> _TASK INSTRUCTIONS_
Select all lines holding the word "Aufgabe" from the entries that follow.

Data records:
►

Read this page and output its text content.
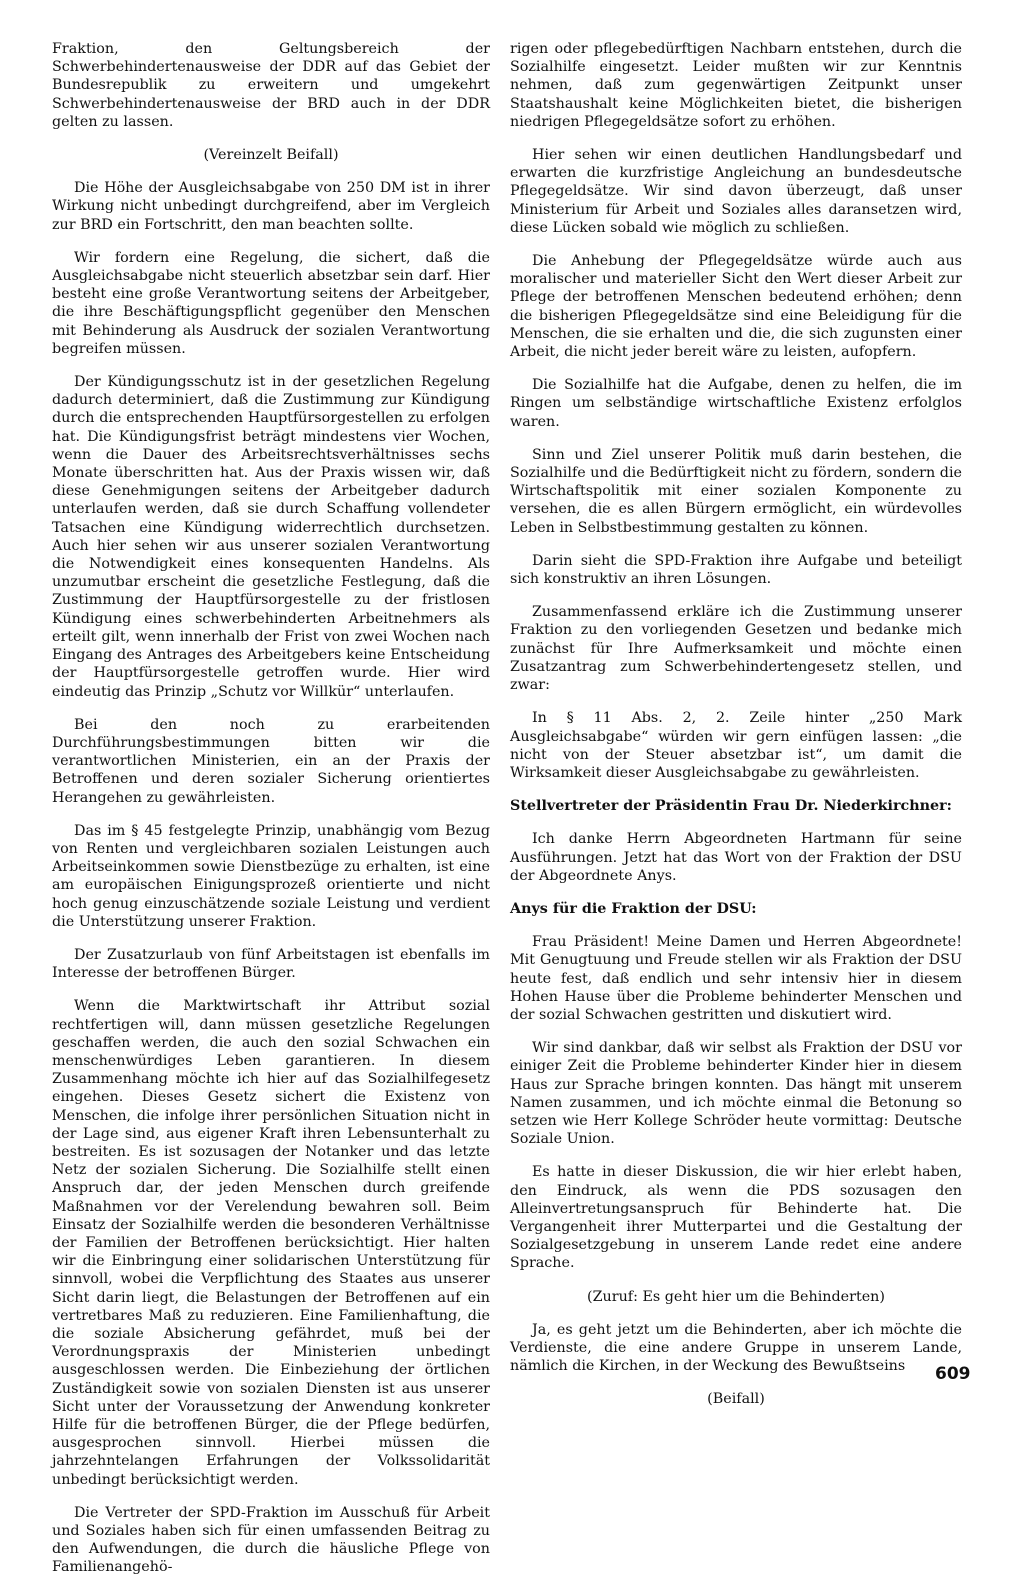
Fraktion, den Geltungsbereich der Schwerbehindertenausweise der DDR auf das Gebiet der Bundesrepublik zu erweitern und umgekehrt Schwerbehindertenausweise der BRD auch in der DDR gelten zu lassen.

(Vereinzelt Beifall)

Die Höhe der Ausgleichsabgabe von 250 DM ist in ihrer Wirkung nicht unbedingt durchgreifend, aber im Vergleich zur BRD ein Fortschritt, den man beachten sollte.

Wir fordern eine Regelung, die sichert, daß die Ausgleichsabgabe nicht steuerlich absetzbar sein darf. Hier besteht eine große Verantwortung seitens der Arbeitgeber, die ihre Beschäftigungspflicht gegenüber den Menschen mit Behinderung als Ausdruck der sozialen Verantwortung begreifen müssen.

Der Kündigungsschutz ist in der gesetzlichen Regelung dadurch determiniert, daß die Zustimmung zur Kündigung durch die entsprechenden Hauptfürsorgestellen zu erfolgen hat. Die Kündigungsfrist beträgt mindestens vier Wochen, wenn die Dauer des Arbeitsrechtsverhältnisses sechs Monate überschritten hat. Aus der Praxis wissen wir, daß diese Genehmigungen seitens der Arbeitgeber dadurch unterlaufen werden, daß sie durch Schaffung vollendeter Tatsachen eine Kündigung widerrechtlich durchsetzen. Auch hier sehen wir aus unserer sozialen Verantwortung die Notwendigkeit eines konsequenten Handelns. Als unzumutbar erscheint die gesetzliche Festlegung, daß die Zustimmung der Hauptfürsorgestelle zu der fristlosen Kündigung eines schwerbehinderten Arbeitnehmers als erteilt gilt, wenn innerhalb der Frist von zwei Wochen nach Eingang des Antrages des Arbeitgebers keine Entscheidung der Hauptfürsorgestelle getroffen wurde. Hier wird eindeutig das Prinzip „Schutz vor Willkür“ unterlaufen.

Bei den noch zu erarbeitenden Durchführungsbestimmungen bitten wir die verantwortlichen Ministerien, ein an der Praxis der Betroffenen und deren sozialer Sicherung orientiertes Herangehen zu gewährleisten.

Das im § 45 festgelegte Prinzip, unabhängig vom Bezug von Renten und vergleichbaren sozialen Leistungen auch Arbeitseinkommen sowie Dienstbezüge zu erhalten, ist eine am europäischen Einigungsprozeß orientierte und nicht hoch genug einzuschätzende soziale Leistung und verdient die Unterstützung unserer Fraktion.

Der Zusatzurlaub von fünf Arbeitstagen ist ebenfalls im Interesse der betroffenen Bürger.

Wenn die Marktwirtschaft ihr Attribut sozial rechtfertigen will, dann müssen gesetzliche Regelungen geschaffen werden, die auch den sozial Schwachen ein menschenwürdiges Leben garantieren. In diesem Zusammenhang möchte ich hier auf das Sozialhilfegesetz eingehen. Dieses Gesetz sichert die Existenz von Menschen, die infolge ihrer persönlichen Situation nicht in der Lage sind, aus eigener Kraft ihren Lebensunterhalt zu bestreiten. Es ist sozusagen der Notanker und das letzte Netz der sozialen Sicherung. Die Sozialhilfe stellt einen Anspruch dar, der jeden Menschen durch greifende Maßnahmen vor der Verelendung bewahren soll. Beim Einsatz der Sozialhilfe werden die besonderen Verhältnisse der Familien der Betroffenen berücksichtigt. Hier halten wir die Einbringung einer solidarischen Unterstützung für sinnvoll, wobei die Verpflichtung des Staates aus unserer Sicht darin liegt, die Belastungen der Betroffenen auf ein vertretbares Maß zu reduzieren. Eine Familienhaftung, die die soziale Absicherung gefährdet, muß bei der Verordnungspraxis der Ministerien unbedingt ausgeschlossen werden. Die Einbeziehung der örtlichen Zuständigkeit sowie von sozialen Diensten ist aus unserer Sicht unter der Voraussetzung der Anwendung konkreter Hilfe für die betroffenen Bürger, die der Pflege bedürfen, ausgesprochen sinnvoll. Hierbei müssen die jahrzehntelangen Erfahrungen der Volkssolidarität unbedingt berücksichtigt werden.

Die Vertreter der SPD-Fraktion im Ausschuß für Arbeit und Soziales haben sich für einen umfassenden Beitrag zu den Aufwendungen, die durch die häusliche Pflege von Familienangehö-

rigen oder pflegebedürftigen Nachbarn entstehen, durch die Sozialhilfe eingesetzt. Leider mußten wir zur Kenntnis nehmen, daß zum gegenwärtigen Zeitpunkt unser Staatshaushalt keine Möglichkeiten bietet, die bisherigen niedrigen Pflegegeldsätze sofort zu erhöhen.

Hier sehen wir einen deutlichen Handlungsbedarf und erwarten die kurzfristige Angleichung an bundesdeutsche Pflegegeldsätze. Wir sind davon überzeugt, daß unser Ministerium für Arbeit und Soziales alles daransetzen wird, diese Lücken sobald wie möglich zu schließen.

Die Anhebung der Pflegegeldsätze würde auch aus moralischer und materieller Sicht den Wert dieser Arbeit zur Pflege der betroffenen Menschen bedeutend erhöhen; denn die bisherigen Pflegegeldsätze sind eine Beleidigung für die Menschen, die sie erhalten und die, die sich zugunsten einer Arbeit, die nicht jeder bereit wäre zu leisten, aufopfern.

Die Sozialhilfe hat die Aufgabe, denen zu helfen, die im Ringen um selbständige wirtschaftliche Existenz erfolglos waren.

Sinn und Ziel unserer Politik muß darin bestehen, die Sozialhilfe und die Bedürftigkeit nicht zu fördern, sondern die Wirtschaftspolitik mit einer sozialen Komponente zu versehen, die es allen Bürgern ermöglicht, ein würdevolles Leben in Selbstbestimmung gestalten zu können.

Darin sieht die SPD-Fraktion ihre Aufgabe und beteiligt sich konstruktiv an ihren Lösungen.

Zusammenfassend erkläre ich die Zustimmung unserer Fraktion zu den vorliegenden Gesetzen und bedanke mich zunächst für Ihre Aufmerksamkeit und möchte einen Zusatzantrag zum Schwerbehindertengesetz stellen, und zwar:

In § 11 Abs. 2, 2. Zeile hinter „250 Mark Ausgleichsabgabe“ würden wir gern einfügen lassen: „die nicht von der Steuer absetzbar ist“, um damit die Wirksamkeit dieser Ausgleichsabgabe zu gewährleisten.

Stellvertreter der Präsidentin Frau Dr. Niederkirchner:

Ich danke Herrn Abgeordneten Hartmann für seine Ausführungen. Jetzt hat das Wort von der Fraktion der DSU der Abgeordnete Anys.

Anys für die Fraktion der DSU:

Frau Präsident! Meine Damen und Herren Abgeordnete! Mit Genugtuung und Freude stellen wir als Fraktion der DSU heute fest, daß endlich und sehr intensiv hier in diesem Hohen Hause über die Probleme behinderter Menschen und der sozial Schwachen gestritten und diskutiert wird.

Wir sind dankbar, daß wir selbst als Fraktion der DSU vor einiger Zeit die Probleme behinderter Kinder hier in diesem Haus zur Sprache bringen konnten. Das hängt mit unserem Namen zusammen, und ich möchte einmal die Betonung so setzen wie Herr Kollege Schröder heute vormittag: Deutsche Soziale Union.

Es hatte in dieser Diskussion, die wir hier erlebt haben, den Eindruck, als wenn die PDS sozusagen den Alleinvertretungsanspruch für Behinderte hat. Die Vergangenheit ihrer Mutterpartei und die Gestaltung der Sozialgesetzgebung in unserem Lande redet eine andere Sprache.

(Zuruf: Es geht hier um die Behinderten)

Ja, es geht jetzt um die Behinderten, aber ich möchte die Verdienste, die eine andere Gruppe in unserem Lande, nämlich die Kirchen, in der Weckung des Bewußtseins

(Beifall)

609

◄
►

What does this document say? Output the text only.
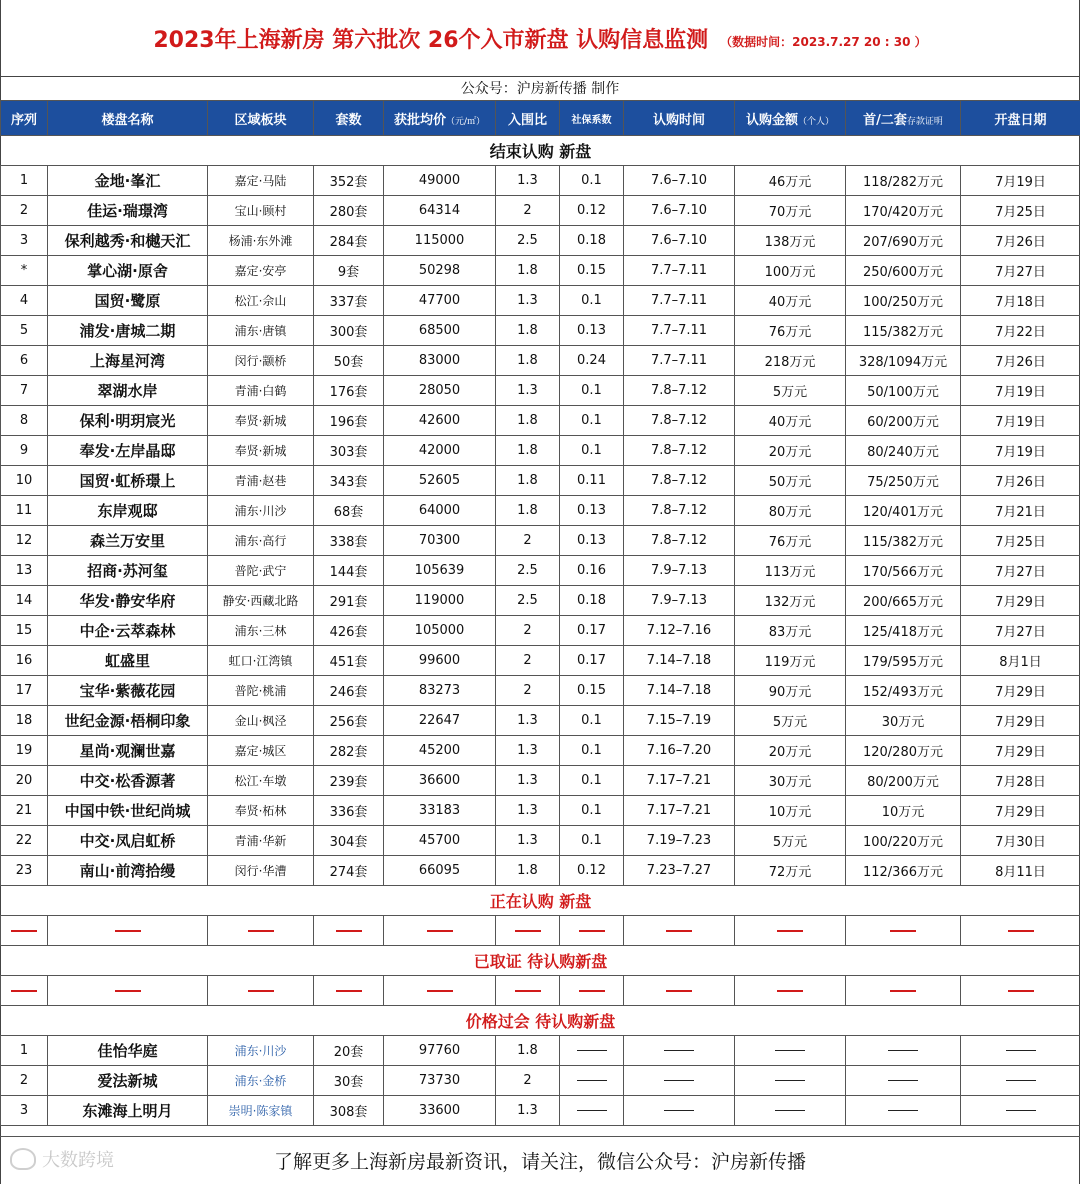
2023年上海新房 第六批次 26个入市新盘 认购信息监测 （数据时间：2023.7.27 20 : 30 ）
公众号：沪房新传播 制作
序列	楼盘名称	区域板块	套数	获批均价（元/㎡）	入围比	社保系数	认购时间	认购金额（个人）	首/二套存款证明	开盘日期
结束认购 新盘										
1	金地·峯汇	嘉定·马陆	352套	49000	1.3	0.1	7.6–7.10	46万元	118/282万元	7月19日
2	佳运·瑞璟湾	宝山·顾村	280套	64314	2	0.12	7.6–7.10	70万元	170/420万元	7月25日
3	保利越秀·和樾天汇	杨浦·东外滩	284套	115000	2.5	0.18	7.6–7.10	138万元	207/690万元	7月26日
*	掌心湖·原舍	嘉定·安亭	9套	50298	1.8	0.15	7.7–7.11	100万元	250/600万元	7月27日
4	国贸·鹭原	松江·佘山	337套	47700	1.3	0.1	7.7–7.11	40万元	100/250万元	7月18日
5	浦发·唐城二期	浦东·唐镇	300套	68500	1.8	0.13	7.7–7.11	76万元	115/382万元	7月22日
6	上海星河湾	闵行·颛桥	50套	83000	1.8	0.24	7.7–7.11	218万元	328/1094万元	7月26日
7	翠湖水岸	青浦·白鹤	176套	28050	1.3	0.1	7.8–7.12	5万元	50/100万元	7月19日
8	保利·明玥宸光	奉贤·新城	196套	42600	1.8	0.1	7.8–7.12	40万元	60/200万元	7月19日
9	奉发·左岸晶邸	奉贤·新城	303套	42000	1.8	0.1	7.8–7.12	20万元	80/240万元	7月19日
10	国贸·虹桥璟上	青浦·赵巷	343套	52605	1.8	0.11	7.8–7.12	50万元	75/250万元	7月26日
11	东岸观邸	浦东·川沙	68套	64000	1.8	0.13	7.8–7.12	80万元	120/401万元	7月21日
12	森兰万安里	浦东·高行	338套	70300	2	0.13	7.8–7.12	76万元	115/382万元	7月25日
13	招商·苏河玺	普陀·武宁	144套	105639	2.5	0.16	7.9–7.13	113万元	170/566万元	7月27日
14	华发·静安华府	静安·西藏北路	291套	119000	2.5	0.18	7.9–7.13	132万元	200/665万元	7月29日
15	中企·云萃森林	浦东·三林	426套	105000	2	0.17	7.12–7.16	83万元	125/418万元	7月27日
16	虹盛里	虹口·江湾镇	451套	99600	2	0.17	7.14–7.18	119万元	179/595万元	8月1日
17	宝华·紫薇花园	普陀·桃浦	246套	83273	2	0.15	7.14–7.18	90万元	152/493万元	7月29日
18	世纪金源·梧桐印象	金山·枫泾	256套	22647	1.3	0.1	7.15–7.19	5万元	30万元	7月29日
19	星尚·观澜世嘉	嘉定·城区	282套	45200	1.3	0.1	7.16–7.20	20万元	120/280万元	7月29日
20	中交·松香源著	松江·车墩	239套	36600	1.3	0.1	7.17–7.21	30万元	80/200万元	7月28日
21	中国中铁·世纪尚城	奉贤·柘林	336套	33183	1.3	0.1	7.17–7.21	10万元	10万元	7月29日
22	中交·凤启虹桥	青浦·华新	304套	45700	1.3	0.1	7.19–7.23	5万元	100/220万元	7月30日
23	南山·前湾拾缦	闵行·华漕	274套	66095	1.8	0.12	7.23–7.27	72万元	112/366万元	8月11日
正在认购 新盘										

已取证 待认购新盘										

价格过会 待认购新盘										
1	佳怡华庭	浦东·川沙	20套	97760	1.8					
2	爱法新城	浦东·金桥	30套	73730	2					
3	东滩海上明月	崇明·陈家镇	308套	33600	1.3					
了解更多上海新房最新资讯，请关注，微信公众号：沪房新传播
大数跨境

◄

> _SOLUTION TO THIS EXERCISE_
Die Sozialhilfe hat die Aufgabe, denen zu helfen, die im Ringen um selbständige wirtschaftliche Existenz erfolglos waren.
Darin sieht die SPD-Fraktion ihre Aufgabe und beteiligt sich konstruktiv an ihren Lösungen.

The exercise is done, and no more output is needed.